:: Supplied entries ::

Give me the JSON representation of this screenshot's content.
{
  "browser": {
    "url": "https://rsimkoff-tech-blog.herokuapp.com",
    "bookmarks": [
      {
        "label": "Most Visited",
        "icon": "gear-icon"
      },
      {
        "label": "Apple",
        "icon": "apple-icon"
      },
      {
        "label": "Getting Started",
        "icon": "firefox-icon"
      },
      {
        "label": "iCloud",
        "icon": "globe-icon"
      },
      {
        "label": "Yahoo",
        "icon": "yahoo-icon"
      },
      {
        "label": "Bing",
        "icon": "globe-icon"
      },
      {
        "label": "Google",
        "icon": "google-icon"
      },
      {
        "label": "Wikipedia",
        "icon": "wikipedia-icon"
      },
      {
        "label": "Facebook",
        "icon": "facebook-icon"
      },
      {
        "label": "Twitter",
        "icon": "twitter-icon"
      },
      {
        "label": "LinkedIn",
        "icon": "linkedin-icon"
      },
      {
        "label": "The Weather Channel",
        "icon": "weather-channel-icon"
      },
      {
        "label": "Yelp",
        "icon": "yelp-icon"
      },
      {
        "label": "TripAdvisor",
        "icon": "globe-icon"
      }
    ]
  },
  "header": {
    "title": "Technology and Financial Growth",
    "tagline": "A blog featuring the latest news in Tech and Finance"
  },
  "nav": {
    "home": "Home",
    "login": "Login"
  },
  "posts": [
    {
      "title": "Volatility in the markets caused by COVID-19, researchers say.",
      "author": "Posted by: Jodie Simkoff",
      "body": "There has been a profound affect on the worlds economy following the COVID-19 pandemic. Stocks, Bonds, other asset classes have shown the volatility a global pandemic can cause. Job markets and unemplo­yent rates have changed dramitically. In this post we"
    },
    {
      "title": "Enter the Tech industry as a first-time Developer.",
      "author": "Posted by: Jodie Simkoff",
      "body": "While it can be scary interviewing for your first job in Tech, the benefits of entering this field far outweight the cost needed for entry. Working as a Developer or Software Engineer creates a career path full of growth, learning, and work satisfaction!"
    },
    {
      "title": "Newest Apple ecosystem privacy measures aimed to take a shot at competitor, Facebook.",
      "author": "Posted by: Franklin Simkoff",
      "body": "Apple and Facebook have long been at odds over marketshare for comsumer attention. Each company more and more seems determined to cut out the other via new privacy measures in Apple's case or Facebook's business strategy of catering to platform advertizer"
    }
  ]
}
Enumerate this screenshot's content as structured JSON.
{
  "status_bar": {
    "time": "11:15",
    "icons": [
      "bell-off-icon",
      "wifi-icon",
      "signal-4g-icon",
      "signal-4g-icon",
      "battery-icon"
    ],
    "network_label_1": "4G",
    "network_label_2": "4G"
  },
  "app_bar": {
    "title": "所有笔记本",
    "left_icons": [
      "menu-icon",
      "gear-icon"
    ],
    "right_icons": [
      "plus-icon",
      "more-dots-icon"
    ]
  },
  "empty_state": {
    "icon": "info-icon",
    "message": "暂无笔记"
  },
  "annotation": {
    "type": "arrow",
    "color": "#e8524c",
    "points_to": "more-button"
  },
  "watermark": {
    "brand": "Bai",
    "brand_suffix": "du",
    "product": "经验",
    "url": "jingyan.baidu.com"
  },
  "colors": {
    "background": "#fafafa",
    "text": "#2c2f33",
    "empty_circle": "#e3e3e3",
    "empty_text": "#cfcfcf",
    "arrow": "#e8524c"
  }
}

:: Exercise instructions ::
Locate all lines that include the word "time" and copy them out.

:: Response ::
      "title": "Enter the Tech industry as a first-time Developer.",
    "time": "11:15",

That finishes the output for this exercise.